### Directions
Find and copy every line in the records that includes the string "Speed".

### Source data
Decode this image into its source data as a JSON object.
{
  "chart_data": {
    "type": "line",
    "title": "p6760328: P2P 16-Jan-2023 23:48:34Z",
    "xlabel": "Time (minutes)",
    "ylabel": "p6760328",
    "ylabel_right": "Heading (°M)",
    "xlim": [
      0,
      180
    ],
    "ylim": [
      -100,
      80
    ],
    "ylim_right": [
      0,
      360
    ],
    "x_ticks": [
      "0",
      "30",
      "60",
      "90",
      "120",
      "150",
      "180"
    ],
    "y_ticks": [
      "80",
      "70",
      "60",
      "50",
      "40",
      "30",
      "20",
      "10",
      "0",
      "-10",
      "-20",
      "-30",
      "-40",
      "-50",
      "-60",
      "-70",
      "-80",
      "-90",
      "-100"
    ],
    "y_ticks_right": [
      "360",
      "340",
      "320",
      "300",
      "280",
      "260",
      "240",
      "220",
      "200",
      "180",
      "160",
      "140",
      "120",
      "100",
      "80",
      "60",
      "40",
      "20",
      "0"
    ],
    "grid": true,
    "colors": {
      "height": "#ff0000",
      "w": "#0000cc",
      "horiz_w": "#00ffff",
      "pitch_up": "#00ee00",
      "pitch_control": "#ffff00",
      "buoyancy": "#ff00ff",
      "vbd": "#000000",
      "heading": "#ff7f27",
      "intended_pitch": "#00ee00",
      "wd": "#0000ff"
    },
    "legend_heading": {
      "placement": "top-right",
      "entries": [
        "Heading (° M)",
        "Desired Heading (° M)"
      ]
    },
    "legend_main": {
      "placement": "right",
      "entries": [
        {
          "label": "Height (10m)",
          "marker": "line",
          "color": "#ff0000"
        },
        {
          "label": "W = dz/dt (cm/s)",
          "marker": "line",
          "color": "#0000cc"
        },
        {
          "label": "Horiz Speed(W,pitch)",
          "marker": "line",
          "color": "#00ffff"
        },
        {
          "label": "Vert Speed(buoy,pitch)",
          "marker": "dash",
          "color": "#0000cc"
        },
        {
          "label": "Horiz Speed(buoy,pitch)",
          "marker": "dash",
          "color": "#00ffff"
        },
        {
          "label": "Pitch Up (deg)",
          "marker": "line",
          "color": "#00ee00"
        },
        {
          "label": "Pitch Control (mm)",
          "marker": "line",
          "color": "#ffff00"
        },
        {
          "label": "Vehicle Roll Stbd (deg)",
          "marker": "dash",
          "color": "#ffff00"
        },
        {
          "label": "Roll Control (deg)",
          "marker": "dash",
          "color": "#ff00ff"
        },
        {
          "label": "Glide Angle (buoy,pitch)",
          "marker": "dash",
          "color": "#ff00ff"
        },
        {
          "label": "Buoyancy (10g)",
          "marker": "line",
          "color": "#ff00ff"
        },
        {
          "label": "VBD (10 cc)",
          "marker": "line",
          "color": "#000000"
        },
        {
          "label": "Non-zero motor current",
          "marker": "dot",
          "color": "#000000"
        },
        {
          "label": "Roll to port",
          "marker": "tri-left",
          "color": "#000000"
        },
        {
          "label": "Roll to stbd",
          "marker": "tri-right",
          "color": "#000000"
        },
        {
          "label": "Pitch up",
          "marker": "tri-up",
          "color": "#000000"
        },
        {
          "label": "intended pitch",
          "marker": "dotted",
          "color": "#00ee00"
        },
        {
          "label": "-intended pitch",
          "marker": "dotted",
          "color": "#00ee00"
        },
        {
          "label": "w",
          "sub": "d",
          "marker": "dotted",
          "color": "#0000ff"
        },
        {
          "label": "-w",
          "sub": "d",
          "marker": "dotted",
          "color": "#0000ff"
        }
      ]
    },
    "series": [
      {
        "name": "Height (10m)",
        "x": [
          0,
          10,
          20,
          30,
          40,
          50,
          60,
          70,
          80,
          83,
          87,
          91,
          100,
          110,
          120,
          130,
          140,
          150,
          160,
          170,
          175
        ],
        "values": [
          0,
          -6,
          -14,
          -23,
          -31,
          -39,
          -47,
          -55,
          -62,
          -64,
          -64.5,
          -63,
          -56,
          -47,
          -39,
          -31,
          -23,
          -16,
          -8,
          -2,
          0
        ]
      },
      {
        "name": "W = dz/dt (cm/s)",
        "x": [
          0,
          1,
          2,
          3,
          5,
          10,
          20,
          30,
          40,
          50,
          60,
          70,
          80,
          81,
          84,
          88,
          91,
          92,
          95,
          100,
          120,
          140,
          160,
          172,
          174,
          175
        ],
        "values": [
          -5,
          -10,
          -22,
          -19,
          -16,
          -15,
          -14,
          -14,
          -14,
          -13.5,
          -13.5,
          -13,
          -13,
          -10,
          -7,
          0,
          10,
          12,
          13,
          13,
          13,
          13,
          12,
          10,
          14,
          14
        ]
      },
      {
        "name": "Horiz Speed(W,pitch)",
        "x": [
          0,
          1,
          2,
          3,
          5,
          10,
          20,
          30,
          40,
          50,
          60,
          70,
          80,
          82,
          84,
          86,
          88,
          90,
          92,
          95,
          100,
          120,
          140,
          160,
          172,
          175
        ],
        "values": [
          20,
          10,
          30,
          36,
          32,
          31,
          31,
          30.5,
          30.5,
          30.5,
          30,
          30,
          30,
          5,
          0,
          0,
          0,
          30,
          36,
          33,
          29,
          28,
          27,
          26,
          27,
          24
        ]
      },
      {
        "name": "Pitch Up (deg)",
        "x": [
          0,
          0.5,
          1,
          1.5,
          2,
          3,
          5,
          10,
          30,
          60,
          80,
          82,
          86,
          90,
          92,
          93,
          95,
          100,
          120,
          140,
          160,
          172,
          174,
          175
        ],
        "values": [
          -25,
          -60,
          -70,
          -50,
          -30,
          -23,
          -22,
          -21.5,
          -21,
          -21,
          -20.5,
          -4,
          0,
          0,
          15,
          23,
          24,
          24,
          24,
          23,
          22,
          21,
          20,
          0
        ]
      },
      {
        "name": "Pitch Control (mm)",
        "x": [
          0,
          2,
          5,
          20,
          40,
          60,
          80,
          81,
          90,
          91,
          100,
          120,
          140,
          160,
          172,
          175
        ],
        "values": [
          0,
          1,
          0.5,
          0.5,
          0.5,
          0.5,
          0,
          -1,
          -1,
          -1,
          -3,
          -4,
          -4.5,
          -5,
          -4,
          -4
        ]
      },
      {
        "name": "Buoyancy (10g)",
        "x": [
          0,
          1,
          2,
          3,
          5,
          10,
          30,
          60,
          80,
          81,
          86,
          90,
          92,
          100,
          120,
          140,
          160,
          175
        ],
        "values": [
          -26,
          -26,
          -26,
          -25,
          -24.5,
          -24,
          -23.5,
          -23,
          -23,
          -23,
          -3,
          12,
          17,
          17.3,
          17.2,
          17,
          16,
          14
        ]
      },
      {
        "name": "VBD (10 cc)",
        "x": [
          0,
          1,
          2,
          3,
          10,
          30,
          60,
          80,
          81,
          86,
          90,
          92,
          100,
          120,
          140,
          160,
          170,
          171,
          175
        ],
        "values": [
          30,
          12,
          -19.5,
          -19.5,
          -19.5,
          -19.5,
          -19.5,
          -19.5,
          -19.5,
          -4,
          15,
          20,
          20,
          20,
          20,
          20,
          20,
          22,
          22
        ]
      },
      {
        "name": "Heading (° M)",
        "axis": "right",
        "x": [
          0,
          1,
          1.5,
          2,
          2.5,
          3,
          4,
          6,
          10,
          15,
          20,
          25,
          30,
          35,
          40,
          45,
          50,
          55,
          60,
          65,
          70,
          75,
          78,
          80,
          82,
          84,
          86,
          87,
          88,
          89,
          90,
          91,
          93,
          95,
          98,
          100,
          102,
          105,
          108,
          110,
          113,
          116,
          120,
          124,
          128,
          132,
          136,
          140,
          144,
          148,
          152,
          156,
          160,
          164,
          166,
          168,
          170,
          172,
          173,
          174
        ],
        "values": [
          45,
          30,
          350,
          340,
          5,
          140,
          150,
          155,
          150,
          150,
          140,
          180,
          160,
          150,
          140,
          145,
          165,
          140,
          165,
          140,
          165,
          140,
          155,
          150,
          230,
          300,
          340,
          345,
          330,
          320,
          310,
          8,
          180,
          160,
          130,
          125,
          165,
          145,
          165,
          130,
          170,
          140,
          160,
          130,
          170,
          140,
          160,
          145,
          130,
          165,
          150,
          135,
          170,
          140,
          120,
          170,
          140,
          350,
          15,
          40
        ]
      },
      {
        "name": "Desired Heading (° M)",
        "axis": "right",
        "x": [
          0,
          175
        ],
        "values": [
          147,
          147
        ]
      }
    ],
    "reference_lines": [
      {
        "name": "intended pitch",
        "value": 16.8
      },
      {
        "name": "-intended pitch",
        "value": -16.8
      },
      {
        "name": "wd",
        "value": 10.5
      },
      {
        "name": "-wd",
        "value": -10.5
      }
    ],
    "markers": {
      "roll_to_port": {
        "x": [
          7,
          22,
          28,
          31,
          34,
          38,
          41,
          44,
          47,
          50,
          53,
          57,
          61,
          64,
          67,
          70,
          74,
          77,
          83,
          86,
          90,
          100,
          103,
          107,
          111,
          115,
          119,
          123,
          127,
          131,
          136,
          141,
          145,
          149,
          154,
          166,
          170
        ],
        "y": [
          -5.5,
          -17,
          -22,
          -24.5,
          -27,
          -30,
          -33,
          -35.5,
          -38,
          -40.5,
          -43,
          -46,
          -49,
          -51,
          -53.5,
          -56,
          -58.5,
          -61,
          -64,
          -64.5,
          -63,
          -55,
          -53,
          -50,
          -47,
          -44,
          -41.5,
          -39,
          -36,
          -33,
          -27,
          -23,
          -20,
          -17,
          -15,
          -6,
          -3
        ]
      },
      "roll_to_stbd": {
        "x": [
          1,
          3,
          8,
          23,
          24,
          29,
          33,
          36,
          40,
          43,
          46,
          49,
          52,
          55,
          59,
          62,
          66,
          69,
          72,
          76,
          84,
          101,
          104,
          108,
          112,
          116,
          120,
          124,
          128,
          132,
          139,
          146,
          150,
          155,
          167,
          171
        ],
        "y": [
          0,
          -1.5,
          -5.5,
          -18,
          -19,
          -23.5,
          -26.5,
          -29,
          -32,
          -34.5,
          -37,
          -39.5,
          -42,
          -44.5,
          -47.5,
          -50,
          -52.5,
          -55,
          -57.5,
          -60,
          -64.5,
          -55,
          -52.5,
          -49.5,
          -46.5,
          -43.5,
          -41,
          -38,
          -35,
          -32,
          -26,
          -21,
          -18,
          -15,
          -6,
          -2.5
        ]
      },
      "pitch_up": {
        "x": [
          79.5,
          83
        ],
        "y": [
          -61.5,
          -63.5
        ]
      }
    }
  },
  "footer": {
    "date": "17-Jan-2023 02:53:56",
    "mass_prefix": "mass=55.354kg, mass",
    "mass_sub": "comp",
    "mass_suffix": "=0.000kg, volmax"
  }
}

### Completed task
          "label": "Horiz Speed(W,pitch)",
          "label": "Vert Speed(buoy,pitch)",
          "label": "Horiz Speed(buoy,pitch)",
        "name": "Horiz Speed(W,pitch)",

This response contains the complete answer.